## START Source records
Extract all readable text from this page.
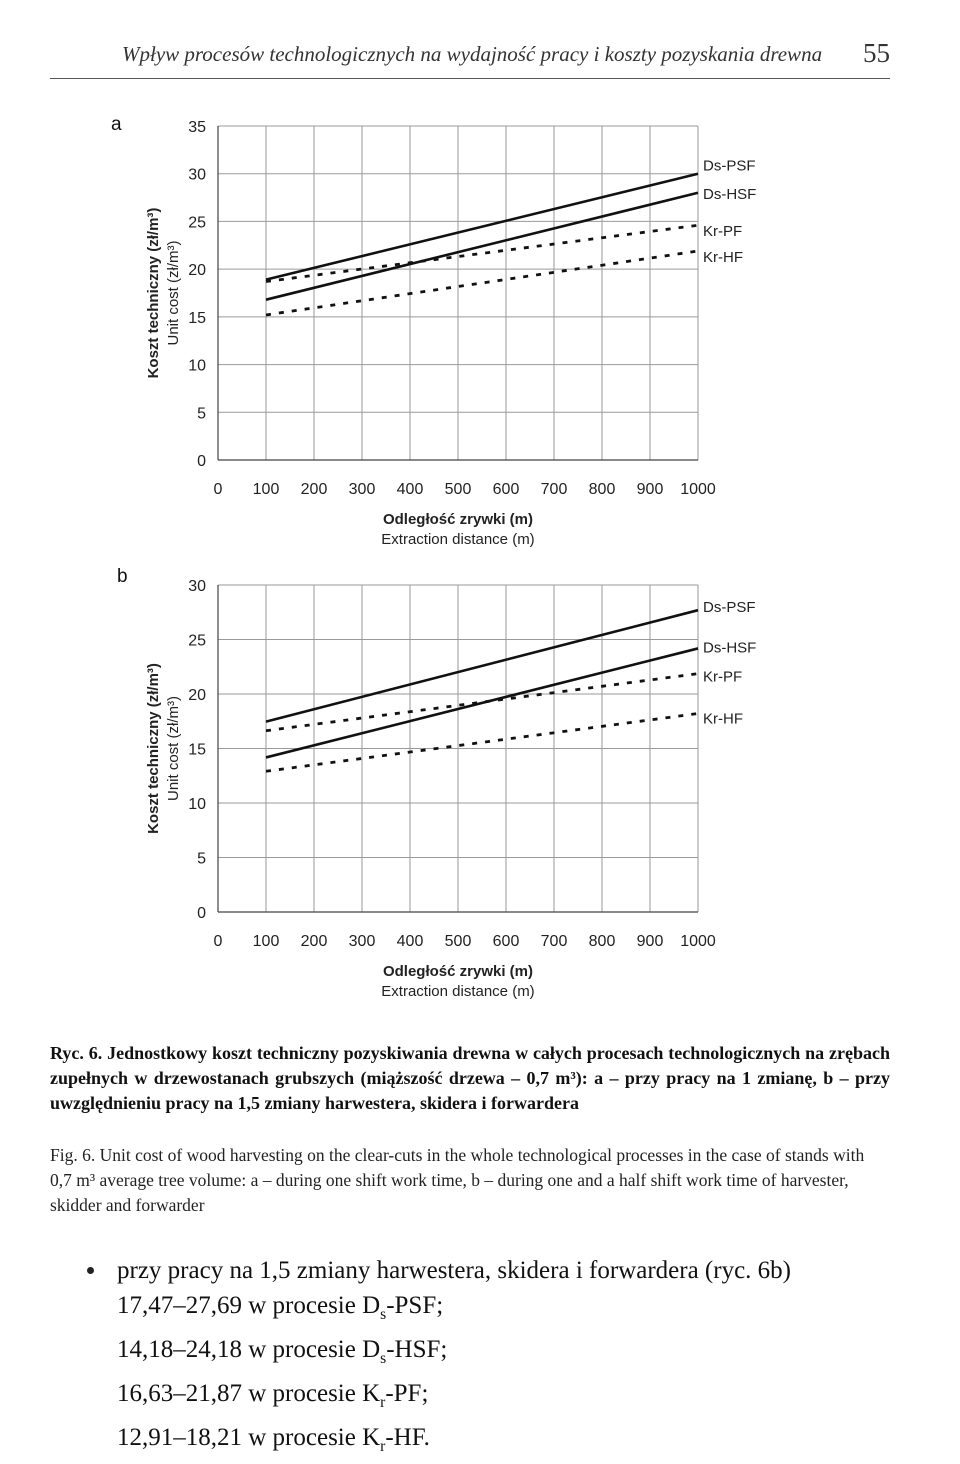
Wpływ procesów technologicznych na wydajność pracy i koszty pozyskania drewna 55
a
b
0
5
10
15
20
25
30
35
0 100 200 300 400 500 600 700 800 900 1000
Odległość zrywki (m)
Extraction distance (m)
Koszt techniczny (zł/m³) Unit cost (zł/m³)
Ds-PSF
Ds-HSF
Kr-PF
Kr-HF
0
5
10
15
20
25
30
0 100 200 300 400 500 600 700 800 900 1000
Odległość zrywki (m)
Extraction distance (m)
Koszt techniczny (zł/m³) Unit cost (zł/m³)
Ds-PSF
Ds-HSF
Kr-PF
Kr-HF
Ryc. 6. Jednostkowy koszt techniczny pozyskiwania drewna w całych procesach technologicznych na zrębach zupełnych w drzewostanach grubszych (miąższość drzewa – 0,7 m³): a – przy pracy na 1 zmianę, b – przy uwzględnieniu pracy na 1,5 zmiany harwestera, skidera i forwardera
Fig. 6. Unit cost of wood harvesting on the clear-cuts in the whole technological processes in the case of stands with 0,7 m³ average tree volume: a – during one shift work time, b – during one and a half shift work time of harvester, skidder and forwarder
przy pracy na 1,5 zmiany harwestera, skidera i forwardera (ryc. 6b)
17,47–27,69 w procesie $D_s$-PSF;
14,18–24,18 w procesie $D_s$-HSF;
16,63–21,87 w procesie $K_r-PF$;
12,91–18,21 w procesie $K_r-HF$.
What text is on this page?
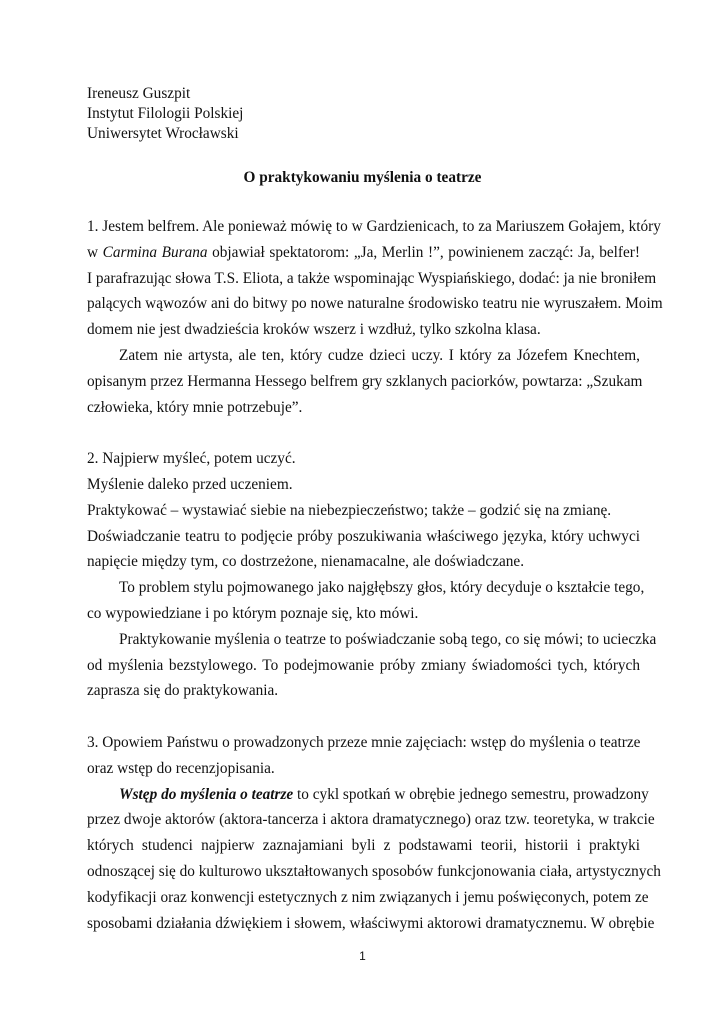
Ireneusz Guszpit
Instytut Filologii Polskiej
Uniwersytet Wrocławski
O praktykowaniu myślenia o teatrze
1. Jestem belfrem. Ale ponieważ mówię to w Gardzienicach, to za Mariuszem Gołajem, który
w Carmina Burana objawiał spektatorom: „Ja, Merlin !”, powinienem zacząć: Ja, belfer!
I parafrazując słowa T.S. Eliota, a także wspominając Wyspiańskiego, dodać: ja nie broniłem
palących wąwozów ani do bitwy po nowe naturalne środowisko teatru nie wyruszałem. Moim
domem nie jest dwadzieścia kroków wszerz i wzdłuż, tylko szkolna klasa.
Zatem nie artysta, ale ten, który cudze dzieci uczy. I który za Józefem Knechtem,
opisanym przez Hermanna Hessego belfrem gry szklanych paciorków, powtarza: „Szukam
człowieka, który mnie potrzebuje”.
2. Najpierw myśleć, potem uczyć.
Myślenie daleko przed uczeniem.
Praktykować – wystawiać siebie na niebezpieczeństwo; także – godzić się na zmianę.
Doświadczanie teatru to podjęcie próby poszukiwania właściwego języka, który uchwyci
napięcie między tym, co dostrzeżone, nienamacalne, ale doświadczane.
To problem stylu pojmowanego jako najgłębszy głos, który decyduje o kształcie tego,
co wypowiedziane i po którym poznaje się, kto mówi.
Praktykowanie myślenia o teatrze to poświadczanie sobą tego, co się mówi; to ucieczka
od myślenia bezstylowego. To podejmowanie próby zmiany świadomości tych, których
zaprasza się do praktykowania.
3. Opowiem Państwu o prowadzonych przeze mnie zajęciach: wstęp do myślenia o teatrze
oraz wstęp do recenzjopisania.
Wstęp do myślenia o teatrze to cykl spotkań w obrębie jednego semestru, prowadzony
przez dwoje aktorów (aktora-tancerza i aktora dramatycznego) oraz tzw. teoretyka, w trakcie
których studenci najpierw zaznajamiani byli z podstawami teorii, historii i praktyki
odnoszącej się do kulturowo ukształtowanych sposobów funkcjonowania ciała, artystycznych
kodyfikacji oraz konwencji estetycznych z nim związanych i jemu poświęconych, potem ze
sposobami działania dźwiękiem i słowem, właściwymi aktorowi dramatycznemu. W obrębie
1
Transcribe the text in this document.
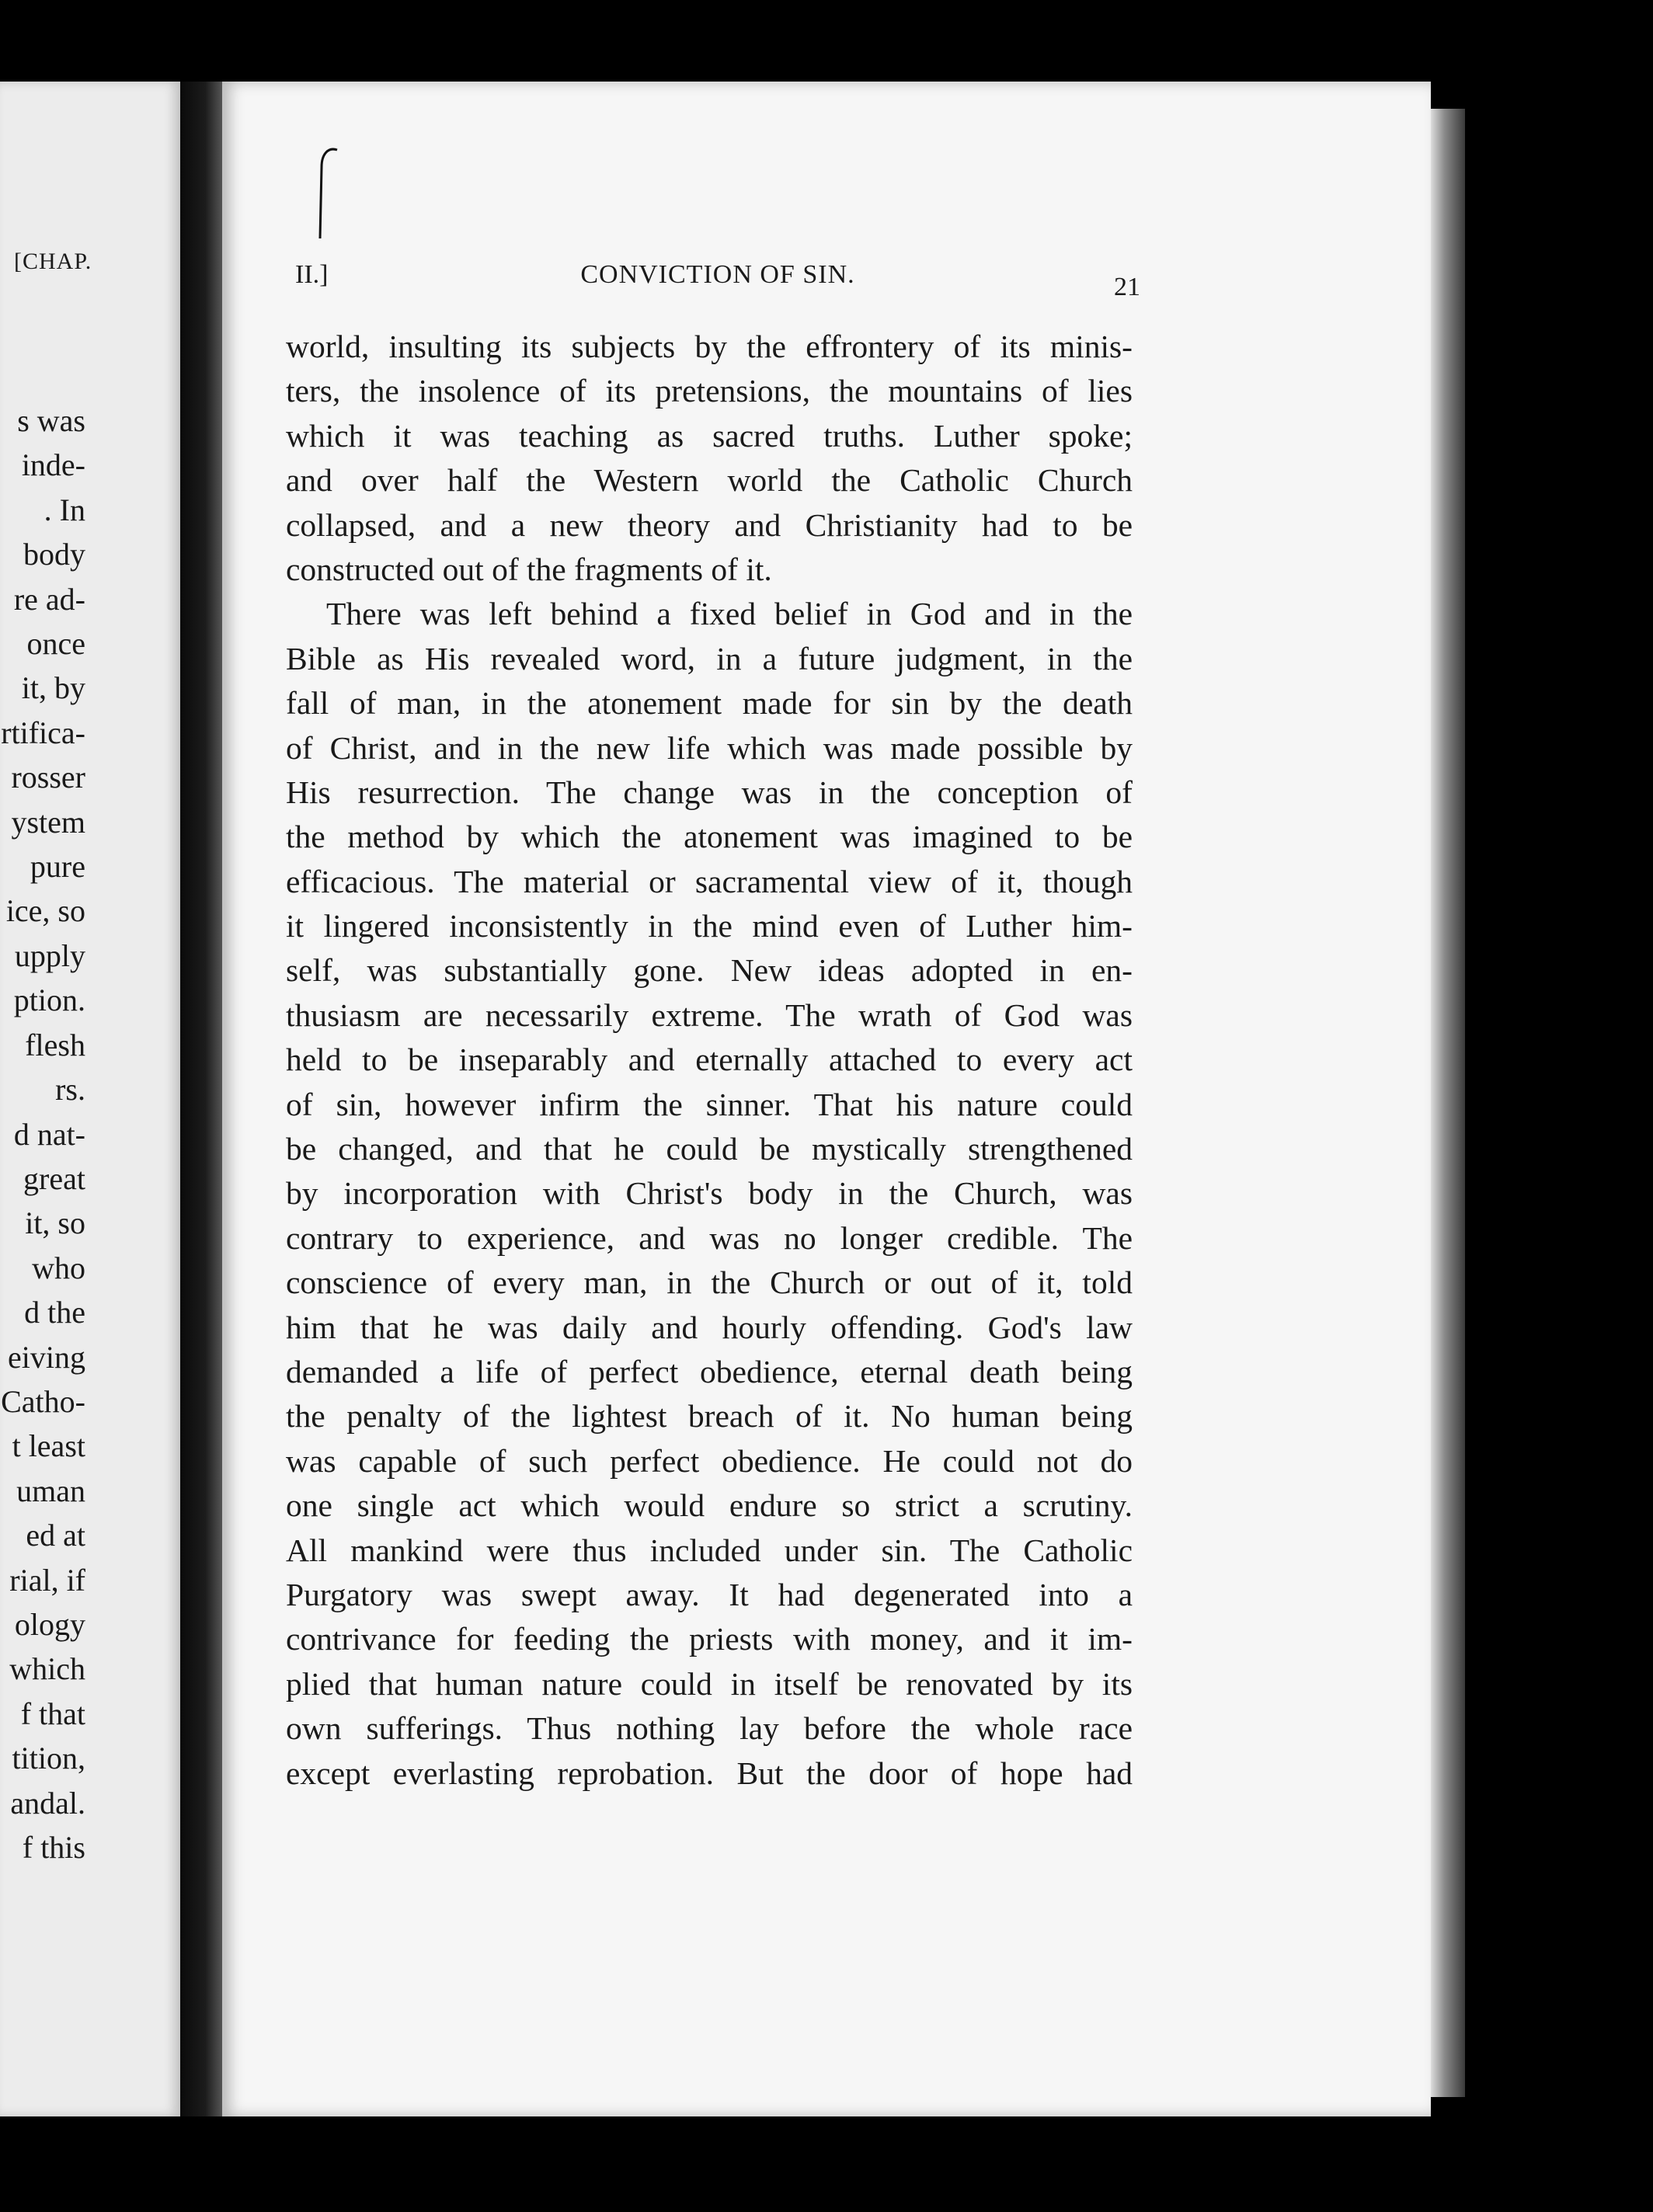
[CHAP.
s was
inde-
. In
body
re ad-
once
it, by
rtifica-
rosser
ystem
pure
ice, so
upply
ption.
flesh
rs.
d nat-
great
it, so
who
d the
eiving
Catho-
t least
uman
ed at
rial, if
ology
which
f that
tition,
andal.
f this
II.]	CONVICTION OF SIN.	21
world, insulting its subjects by the effrontery of its minis-
ters, the insolence of its pretensions, the mountains of lies
which it was teaching as sacred truths. Luther spoke;
and over half the Western world the Catholic Church
collapsed, and a new theory and Christianity had to be
constructed out of the fragments of it.
There was left behind a fixed belief in God and in the
Bible as His revealed word, in a future judgment, in the
fall of man, in the atonement made for sin by the death
of Christ, and in the new life which was made possible by
His resurrection. The change was in the conception of
the method by which the atonement was imagined to be
efficacious. The material or sacramental view of it, though
it lingered inconsistently in the mind even of Luther him-
self, was substantially gone. New ideas adopted in en-
thusiasm are necessarily extreme. The wrath of God was
held to be inseparably and eternally attached to every act
of sin, however infirm the sinner. That his nature could
be changed, and that he could be mystically strengthened
by incorporation with Christ's body in the Church, was
contrary to experience, and was no longer credible. The
conscience of every man, in the Church or out of it, told
him that he was daily and hourly offending. God's law
demanded a life of perfect obedience, eternal death being
the penalty of the lightest breach of it. No human being
was capable of such perfect obedience. He could not do
one single act which would endure so strict a scrutiny.
All mankind were thus included under sin. The Catholic
Purgatory was swept away. It had degenerated into a
contrivance for feeding the priests with money, and it im-
plied that human nature could in itself be renovated by its
own sufferings. Thus nothing lay before the whole race
except everlasting reprobation. But the door of hope had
## END Source records
(Directions for this task) In the records above, find the lines containing "mnie" and copy them.

(Finished task)
człowieka, który mnie potrzebuje”.
3. Opowiem Państwu o prowadzonych przeze mnie zajęciach: wstęp do myślenia o teatrze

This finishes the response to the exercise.